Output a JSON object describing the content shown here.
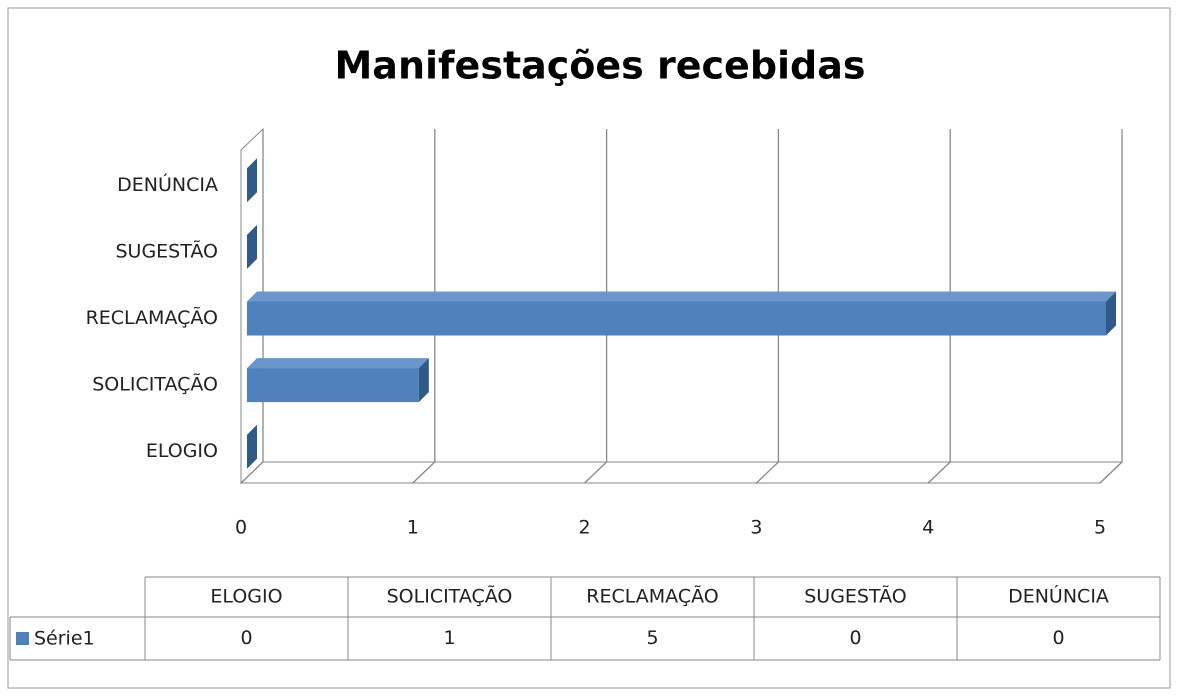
{
  "chart_data": {
    "type": "bar",
    "orientation": "horizontal",
    "title": "Manifestações recebidas",
    "categories": [
      "ELOGIO",
      "SOLICITAÇÃO",
      "RECLAMAÇÃO",
      "SUGESTÃO",
      "DENÚNCIA"
    ],
    "series": [
      {
        "name": "Série1",
        "color": "#4f81bd",
        "values": [
          0,
          1,
          5,
          0,
          0
        ]
      }
    ],
    "xlim": [
      0,
      5
    ],
    "xticks": [
      0,
      1,
      2,
      3,
      4,
      5
    ],
    "grid": true,
    "data_table": true
  }
}
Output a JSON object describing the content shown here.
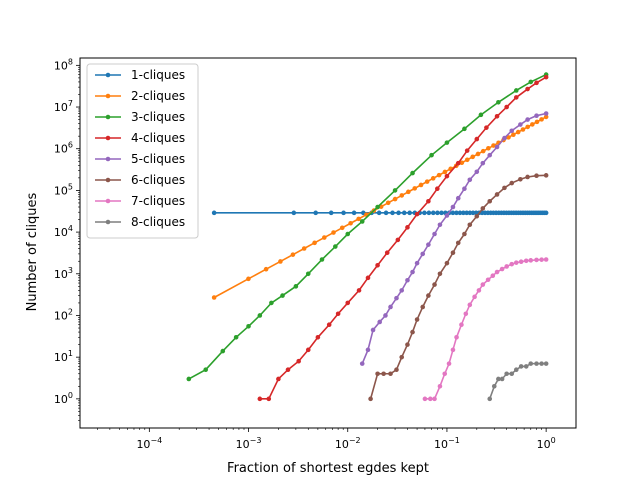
***
[Work required] The records above need to be restated word for word, with the pictures left out.

[Answer for this exercise]
Output a JSON object describing the content shown here.
{
  "chart_data": {
    "type": "bar",
    "orientation": "horizontal",
    "title": "Manifestações recebidas",
    "categories": [
      "ELOGIO",
      "SOLICITAÇÃO",
      "RECLAMAÇÃO",
      "SUGESTÃO",
      "DENÚNCIA"
    ],
    "series": [
      {
        "name": "Série1",
        "color": "#4f81bd",
        "values": [
          0,
          1,
          5,
          0,
          0
        ]
      }
    ],
    "xlim": [
      0,
      5
    ],
    "xticks": [
      0,
      1,
      2,
      3,
      4,
      5
    ],
    "grid": true,
    "data_table": true
  }
}
Output a JSON object describing the content shown here.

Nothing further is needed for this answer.